Exercise directions => Pull out every line with the word "weil" from the entries below.

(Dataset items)
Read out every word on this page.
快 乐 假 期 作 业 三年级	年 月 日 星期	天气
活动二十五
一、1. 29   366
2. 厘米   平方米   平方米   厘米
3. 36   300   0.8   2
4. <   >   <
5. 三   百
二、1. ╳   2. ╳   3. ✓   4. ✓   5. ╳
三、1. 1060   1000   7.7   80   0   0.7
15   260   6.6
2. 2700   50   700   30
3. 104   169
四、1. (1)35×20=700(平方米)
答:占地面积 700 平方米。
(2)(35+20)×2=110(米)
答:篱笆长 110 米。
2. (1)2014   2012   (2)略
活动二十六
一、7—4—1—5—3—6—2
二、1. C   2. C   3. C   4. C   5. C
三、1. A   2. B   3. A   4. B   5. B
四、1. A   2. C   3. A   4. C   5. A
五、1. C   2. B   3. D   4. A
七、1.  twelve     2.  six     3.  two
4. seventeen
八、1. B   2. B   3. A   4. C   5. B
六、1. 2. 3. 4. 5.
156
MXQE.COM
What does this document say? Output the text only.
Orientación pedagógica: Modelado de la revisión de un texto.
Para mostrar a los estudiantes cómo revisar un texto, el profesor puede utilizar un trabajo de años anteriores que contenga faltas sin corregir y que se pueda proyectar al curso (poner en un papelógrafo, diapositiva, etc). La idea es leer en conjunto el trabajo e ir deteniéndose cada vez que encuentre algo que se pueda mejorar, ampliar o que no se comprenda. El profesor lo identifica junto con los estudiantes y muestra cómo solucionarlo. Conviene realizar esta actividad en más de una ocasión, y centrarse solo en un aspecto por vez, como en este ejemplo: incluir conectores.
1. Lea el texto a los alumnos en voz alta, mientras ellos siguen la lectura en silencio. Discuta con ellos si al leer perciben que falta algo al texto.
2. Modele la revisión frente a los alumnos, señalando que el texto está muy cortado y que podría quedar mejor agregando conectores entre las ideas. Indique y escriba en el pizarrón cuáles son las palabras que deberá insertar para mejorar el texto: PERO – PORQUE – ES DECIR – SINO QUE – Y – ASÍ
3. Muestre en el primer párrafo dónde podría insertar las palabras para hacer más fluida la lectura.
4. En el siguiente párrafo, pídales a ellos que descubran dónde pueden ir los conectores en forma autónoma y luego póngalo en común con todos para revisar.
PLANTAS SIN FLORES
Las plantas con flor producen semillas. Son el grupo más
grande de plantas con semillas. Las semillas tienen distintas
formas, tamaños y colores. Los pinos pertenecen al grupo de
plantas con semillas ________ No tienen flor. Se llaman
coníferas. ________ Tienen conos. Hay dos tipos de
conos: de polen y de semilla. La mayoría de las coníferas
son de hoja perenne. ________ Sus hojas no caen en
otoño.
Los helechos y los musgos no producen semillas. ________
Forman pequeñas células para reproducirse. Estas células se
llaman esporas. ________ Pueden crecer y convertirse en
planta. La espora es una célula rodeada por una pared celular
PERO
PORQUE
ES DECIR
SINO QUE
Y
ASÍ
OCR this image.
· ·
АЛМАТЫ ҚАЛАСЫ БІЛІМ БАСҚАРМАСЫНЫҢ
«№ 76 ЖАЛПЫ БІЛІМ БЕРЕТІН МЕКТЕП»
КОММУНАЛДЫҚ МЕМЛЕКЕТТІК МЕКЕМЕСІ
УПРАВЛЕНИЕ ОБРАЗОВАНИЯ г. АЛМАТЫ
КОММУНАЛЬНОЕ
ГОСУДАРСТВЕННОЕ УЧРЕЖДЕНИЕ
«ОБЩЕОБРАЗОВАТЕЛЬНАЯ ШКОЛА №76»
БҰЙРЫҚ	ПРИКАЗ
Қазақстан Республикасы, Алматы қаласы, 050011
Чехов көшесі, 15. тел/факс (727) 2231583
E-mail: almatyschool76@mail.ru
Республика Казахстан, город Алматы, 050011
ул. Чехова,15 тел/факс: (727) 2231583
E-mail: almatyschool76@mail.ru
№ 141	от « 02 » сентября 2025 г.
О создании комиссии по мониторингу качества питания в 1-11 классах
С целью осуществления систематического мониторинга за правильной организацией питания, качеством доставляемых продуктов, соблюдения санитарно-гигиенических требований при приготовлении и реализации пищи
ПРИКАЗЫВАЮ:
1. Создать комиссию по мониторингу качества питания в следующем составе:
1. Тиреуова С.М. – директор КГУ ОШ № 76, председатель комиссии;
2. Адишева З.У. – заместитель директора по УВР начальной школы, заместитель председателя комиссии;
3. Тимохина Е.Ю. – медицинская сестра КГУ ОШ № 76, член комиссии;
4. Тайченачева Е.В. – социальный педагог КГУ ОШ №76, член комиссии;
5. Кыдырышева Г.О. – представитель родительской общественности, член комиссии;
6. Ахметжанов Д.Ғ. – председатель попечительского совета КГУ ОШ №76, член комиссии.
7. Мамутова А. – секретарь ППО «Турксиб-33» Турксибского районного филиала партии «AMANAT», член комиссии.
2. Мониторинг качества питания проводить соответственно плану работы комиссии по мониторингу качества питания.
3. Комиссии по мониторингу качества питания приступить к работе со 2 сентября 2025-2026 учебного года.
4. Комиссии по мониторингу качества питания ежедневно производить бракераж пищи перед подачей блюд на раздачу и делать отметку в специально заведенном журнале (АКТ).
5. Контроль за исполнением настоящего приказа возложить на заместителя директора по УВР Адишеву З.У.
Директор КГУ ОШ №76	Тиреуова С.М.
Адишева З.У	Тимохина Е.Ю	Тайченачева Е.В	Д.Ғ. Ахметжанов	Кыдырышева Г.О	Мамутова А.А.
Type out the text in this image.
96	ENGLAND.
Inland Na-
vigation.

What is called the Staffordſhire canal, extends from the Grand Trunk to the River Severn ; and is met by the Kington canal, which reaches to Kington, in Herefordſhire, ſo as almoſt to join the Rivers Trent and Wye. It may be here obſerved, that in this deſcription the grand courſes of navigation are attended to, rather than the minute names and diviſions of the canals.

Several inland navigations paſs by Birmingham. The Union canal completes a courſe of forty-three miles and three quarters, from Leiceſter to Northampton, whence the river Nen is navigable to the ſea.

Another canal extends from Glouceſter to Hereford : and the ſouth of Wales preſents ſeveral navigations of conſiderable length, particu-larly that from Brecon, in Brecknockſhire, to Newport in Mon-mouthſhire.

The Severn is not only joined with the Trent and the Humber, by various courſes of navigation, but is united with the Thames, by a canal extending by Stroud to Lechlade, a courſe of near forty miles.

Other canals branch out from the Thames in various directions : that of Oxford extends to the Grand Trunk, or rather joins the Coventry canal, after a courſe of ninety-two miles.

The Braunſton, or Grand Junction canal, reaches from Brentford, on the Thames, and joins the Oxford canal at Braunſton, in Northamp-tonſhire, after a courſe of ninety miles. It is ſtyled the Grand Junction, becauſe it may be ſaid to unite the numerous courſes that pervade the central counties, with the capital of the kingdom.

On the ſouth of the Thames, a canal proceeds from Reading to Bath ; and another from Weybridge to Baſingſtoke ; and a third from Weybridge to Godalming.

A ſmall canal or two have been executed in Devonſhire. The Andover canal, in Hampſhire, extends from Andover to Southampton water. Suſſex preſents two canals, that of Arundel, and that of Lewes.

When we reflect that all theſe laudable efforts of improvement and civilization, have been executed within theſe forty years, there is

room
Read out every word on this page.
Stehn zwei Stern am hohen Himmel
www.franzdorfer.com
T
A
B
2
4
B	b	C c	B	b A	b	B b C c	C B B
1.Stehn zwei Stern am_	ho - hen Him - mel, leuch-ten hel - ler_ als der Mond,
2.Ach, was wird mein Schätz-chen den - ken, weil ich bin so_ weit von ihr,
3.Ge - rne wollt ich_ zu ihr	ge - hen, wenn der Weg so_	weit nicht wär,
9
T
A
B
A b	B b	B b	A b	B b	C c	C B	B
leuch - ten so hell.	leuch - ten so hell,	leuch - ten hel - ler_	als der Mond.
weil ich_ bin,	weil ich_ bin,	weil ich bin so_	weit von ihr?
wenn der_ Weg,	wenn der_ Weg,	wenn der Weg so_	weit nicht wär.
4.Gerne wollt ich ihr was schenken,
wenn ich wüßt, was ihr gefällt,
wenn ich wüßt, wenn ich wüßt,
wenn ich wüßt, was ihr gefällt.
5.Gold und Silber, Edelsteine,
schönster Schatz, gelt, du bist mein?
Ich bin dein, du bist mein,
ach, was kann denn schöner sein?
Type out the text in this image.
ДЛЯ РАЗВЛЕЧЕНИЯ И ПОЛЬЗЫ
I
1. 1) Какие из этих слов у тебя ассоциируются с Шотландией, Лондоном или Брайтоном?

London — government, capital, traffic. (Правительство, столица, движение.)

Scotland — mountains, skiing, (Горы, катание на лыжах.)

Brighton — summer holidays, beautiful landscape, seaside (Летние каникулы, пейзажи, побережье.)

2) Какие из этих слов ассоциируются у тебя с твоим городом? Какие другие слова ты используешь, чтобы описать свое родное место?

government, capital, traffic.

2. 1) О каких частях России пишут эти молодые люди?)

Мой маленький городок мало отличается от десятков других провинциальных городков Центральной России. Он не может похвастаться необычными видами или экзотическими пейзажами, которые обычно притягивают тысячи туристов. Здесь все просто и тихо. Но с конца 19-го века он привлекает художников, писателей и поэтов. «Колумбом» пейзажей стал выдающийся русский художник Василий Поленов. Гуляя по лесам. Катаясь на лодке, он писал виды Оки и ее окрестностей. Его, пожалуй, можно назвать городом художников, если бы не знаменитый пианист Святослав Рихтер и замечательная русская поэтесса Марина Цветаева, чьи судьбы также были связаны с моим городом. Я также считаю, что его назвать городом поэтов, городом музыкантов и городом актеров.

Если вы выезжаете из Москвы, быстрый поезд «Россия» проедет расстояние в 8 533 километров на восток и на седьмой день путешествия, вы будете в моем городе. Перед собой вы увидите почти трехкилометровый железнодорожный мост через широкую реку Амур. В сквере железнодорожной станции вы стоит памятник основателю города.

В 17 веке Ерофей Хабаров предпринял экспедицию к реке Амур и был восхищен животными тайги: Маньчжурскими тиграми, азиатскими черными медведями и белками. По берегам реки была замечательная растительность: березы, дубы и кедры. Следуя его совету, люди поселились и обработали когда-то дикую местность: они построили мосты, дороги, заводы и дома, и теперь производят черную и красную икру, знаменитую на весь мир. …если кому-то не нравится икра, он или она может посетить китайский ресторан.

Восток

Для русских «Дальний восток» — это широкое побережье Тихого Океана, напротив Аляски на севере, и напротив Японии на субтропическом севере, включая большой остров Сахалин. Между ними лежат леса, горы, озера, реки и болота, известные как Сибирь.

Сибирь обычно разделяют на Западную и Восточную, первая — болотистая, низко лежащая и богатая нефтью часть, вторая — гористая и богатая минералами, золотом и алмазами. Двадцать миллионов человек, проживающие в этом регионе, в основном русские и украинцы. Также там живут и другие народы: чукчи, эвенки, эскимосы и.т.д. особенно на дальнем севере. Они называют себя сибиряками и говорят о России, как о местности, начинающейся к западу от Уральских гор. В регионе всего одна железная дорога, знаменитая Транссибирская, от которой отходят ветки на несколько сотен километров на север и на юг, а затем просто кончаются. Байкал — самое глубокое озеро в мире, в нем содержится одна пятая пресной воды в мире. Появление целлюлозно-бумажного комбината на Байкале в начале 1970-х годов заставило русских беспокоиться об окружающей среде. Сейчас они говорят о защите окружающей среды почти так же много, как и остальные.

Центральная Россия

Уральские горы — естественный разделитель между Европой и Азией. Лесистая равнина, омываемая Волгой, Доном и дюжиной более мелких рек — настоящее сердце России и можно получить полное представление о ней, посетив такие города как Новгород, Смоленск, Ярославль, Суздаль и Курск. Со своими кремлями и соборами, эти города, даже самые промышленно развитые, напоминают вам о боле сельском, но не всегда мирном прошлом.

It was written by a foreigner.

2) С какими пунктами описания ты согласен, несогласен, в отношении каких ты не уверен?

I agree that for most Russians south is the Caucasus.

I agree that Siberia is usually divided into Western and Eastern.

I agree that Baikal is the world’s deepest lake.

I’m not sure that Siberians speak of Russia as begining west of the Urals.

Finished task =>
2.Ach, was wird mein Schätz-chen den - ken, weil ich bin so_ weit von ihr,
weil ich_ bin,	weil ich_ bin,	weil ich bin so_	weit von ihr?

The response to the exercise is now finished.